| RECORDS FOR THE EXERCISE |
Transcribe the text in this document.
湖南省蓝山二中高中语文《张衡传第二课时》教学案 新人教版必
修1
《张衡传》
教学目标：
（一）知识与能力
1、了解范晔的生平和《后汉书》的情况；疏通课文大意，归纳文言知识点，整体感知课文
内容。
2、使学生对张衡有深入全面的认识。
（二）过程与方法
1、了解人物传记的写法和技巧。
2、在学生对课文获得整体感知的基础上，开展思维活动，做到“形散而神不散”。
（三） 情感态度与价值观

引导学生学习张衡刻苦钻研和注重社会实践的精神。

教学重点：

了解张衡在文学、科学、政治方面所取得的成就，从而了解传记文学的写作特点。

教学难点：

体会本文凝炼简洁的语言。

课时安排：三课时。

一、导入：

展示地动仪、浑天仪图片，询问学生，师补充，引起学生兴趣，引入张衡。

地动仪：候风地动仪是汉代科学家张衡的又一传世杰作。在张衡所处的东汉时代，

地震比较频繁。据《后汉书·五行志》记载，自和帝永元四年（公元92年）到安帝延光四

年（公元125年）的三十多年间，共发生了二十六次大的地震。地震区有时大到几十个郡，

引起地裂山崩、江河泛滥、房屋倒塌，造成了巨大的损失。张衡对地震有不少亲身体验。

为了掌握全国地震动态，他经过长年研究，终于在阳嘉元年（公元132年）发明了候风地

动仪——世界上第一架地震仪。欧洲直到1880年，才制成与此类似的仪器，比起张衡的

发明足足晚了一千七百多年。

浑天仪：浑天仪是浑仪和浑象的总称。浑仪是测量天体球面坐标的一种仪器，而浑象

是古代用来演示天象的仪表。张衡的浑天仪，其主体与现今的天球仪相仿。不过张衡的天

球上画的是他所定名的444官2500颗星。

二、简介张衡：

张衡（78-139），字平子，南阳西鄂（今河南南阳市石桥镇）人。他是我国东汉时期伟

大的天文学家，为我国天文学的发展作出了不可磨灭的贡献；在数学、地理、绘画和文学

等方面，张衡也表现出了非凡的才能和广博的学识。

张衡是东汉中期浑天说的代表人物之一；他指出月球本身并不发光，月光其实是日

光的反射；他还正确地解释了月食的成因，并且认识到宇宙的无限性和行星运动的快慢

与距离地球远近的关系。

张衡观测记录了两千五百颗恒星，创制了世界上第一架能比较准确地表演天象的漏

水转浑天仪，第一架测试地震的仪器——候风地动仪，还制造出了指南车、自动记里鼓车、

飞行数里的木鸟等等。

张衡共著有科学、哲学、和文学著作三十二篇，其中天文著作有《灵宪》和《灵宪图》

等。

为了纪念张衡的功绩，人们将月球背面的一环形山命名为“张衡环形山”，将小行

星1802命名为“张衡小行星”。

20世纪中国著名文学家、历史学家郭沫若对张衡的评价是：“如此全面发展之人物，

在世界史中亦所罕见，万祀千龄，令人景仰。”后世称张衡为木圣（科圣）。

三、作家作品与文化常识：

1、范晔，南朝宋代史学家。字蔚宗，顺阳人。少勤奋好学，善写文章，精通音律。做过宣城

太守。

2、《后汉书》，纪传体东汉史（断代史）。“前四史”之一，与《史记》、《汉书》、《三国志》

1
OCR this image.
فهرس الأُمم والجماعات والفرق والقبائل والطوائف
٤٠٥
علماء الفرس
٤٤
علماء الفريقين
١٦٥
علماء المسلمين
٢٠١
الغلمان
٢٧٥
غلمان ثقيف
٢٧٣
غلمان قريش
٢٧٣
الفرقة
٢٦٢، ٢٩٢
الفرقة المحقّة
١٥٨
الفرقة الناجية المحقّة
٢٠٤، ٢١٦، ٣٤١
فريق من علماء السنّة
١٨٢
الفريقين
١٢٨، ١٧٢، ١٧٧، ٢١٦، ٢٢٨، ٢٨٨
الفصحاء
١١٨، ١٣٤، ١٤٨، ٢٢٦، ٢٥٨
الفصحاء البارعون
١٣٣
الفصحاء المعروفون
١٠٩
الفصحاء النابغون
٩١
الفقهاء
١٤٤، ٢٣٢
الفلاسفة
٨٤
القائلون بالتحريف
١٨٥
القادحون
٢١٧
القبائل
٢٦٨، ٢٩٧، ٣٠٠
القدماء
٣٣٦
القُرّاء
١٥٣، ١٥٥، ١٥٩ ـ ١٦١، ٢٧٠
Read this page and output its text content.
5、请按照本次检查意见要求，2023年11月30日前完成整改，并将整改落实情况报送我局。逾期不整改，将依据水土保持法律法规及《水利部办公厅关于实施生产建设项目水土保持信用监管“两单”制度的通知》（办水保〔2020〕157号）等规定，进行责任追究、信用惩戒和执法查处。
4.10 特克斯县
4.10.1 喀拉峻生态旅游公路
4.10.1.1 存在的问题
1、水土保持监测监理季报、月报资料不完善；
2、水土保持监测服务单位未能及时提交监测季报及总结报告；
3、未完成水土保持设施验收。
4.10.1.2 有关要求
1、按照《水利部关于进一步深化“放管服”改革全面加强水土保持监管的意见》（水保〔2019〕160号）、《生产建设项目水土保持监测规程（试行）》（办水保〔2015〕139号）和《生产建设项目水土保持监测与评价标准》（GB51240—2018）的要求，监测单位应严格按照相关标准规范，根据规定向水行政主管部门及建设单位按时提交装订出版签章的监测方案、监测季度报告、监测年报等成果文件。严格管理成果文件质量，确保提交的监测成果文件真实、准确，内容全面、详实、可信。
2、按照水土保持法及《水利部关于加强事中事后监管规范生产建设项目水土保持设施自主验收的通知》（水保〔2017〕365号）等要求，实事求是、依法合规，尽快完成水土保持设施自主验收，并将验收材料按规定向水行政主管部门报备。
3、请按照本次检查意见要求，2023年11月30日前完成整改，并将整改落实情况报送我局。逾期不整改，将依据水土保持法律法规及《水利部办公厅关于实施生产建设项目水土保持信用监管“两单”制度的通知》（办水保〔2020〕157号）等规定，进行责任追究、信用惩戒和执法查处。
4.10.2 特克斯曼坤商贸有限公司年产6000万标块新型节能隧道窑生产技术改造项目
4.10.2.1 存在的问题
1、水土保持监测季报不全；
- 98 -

--

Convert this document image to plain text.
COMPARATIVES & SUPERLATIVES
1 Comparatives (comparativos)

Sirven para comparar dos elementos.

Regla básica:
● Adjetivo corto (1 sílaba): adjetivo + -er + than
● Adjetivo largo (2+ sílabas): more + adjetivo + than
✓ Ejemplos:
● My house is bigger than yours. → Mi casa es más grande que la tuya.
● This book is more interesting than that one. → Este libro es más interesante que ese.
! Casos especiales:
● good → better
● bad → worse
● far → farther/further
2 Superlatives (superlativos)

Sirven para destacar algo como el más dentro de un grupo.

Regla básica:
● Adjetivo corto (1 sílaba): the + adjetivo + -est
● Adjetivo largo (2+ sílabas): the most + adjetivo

| EXERCISE PROMPT |
Above are the records. Copy every line in them holding "并将整改落实情况报送我局".

| TASK RESPONSE |
5、请按照本次检查意见要求，2023年11月30日前完成整改，并将整改落实情况报送我局。逾期不整改，将依据水土保持法律法规及《水利部办公厅关于实施生产建设项目水土保持信用监管“两单”制度的通知》（办水保〔2020〕157号）等规定，进行责任追究、信用惩戒和执法查处。
3、请按照本次检查意见要求，2023年11月30日前完成整改，并将整改落实情况报送我局。逾期不整改，将依据水土保持法律法规及《水利部办公厅关于实施生产建设项目水土保持信用监管“两单”制度的通知》（办水保〔2020〕157号）等规定，进行责任追究、信用惩戒和执法查处。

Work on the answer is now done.